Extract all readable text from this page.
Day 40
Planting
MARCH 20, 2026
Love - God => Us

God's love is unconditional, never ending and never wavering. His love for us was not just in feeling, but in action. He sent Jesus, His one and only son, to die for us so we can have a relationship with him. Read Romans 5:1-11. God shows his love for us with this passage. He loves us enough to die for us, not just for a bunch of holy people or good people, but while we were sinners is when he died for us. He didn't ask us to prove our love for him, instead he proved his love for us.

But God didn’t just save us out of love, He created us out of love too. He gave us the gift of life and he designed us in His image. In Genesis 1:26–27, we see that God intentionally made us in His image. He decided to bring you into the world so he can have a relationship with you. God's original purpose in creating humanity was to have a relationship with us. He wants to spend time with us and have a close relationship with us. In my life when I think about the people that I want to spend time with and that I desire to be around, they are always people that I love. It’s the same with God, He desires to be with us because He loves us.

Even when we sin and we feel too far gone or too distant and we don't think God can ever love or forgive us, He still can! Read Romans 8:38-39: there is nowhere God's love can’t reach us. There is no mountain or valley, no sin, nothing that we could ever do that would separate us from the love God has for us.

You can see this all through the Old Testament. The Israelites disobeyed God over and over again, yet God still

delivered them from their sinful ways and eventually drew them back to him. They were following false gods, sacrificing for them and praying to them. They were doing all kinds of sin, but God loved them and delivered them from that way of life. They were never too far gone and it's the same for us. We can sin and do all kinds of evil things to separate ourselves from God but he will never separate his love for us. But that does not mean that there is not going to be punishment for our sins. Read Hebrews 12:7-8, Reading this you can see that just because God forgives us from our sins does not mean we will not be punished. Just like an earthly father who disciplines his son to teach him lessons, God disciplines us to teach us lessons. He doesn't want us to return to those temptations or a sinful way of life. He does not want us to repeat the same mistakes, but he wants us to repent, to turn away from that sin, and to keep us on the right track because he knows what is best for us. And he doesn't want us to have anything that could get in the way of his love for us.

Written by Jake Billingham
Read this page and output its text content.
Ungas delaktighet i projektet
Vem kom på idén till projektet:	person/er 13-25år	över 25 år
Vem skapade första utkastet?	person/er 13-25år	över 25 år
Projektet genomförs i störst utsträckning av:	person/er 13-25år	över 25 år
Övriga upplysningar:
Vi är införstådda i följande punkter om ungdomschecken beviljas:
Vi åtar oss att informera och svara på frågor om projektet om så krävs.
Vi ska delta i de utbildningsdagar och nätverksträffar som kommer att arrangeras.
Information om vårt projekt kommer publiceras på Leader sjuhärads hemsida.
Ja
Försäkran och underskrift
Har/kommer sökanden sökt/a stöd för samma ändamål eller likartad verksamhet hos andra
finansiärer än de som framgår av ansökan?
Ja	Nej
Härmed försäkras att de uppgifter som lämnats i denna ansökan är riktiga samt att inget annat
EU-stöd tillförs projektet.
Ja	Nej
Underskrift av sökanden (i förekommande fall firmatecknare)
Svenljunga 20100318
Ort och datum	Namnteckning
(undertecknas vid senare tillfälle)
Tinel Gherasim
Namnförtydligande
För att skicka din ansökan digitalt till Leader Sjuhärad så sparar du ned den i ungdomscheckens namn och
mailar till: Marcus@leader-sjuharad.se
● ● ●
Problem details: Which of the lines in the data contain the string "person"? Return each one.

Answer section:
Vem kom på idén till projektet:	person/er 13-25år	över 25 år
Vem skapade första utkastet?	person/er 13-25år	över 25 år
Projektet genomförs i störst utsträckning av:	person/er 13-25år	över 25 år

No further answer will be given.